[Stored data]
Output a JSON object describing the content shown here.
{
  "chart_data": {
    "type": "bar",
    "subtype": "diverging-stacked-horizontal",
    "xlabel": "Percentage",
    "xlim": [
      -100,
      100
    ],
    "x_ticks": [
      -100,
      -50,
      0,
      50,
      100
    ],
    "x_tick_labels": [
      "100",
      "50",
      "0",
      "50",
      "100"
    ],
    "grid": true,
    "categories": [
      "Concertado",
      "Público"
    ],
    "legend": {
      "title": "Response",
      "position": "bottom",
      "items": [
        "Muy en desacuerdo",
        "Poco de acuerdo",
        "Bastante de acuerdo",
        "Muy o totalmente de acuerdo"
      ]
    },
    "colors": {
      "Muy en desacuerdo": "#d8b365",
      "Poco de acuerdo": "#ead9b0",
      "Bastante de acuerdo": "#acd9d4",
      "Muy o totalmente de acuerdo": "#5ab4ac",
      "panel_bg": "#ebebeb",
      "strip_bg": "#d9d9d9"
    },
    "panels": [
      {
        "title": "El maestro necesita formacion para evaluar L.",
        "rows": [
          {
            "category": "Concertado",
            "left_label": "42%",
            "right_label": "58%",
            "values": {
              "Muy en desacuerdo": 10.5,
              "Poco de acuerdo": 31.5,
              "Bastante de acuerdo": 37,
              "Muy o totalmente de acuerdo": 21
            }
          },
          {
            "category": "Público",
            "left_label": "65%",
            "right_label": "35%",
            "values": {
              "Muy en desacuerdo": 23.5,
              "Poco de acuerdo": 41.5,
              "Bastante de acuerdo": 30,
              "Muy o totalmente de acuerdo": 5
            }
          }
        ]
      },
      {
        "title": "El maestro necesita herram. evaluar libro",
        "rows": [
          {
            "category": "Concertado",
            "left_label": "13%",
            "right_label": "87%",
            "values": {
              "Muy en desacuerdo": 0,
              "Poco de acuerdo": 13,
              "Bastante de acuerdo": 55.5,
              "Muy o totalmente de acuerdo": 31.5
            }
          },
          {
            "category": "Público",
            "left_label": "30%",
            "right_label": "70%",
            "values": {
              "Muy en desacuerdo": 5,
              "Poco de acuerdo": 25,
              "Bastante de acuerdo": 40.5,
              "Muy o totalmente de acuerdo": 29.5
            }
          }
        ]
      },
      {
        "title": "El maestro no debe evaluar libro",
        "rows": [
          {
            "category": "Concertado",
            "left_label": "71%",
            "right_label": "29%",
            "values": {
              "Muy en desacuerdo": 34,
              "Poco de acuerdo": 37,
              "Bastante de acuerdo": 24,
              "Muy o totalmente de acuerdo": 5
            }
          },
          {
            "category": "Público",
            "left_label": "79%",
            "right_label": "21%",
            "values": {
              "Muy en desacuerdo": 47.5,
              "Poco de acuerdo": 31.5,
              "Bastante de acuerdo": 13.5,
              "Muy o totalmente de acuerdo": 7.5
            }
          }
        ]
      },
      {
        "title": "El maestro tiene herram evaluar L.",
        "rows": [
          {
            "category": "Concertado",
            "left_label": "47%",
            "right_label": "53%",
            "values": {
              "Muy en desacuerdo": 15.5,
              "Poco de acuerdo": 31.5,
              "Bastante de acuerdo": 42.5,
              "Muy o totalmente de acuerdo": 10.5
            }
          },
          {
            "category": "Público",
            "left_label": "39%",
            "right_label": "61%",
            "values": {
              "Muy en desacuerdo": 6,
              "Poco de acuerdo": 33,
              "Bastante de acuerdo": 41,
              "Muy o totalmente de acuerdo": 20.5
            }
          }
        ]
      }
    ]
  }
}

* [Directions] Every record shown above must be echoed exactly.

* [Response to this task]
Output a JSON object describing the content shown here.
{
  "chart_data": {
    "type": "bar",
    "subtype": "diverging-stacked-horizontal",
    "xlabel": "Percentage",
    "xlim": [
      -100,
      100
    ],
    "x_ticks": [
      -100,
      -50,
      0,
      50,
      100
    ],
    "x_tick_labels": [
      "100",
      "50",
      "0",
      "50",
      "100"
    ],
    "grid": true,
    "categories": [
      "Concertado",
      "Público"
    ],
    "legend": {
      "title": "Response",
      "position": "bottom",
      "items": [
        "Muy en desacuerdo",
        "Poco de acuerdo",
        "Bastante de acuerdo",
        "Muy o totalmente de acuerdo"
      ]
    },
    "colors": {
      "Muy en desacuerdo": "#d8b365",
      "Poco de acuerdo": "#ead9b0",
      "Bastante de acuerdo": "#acd9d4",
      "Muy o totalmente de acuerdo": "#5ab4ac",
      "panel_bg": "#ebebeb",
      "strip_bg": "#d9d9d9"
    },
    "panels": [
      {
        "title": "El maestro necesita formacion para evaluar L.",
        "rows": [
          {
            "category": "Concertado",
            "left_label": "42%",
            "right_label": "58%",
            "values": {
              "Muy en desacuerdo": 10.5,
              "Poco de acuerdo": 31.5,
              "Bastante de acuerdo": 37,
              "Muy o totalmente de acuerdo": 21
            }
          },
          {
            "category": "Público",
            "left_label": "65%",
            "right_label": "35%",
            "values": {
              "Muy en desacuerdo": 23.5,
              "Poco de acuerdo": 41.5,
              "Bastante de acuerdo": 30,
              "Muy o totalmente de acuerdo": 5
            }
          }
        ]
      },
      {
        "title": "El maestro necesita herram. evaluar libro",
        "rows": [
          {
            "category": "Concertado",
            "left_label": "13%",
            "right_label": "87%",
            "values": {
              "Muy en desacuerdo": 0,
              "Poco de acuerdo": 13,
              "Bastante de acuerdo": 55.5,
              "Muy o totalmente de acuerdo": 31.5
            }
          },
          {
            "category": "Público",
            "left_label": "30%",
            "right_label": "70%",
            "values": {
              "Muy en desacuerdo": 5,
              "Poco de acuerdo": 25,
              "Bastante de acuerdo": 40.5,
              "Muy o totalmente de acuerdo": 29.5
            }
          }
        ]
      },
      {
        "title": "El maestro no debe evaluar libro",
        "rows": [
          {
            "category": "Concertado",
            "left_label": "71%",
            "right_label": "29%",
            "values": {
              "Muy en desacuerdo": 34,
              "Poco de acuerdo": 37,
              "Bastante de acuerdo": 24,
              "Muy o totalmente de acuerdo": 5
            }
          },
          {
            "category": "Público",
            "left_label": "79%",
            "right_label": "21%",
            "values": {
              "Muy en desacuerdo": 47.5,
              "Poco de acuerdo": 31.5,
              "Bastante de acuerdo": 13.5,
              "Muy o totalmente de acuerdo": 7.5
            }
          }
        ]
      },
      {
        "title": "El maestro tiene herram evaluar L.",
        "rows": [
          {
            "category": "Concertado",
            "left_label": "47%",
            "right_label": "53%",
            "values": {
              "Muy en desacuerdo": 15.5,
              "Poco de acuerdo": 31.5,
              "Bastante de acuerdo": 42.5,
              "Muy o totalmente de acuerdo": 10.5
            }
          },
          {
            "category": "Público",
            "left_label": "39%",
            "right_label": "61%",
            "values": {
              "Muy en desacuerdo": 6,
              "Poco de acuerdo": 33,
              "Bastante de acuerdo": 41,
              "Muy o totalmente de acuerdo": 20.5
            }
          }
        ]
      }
    ]
  }
}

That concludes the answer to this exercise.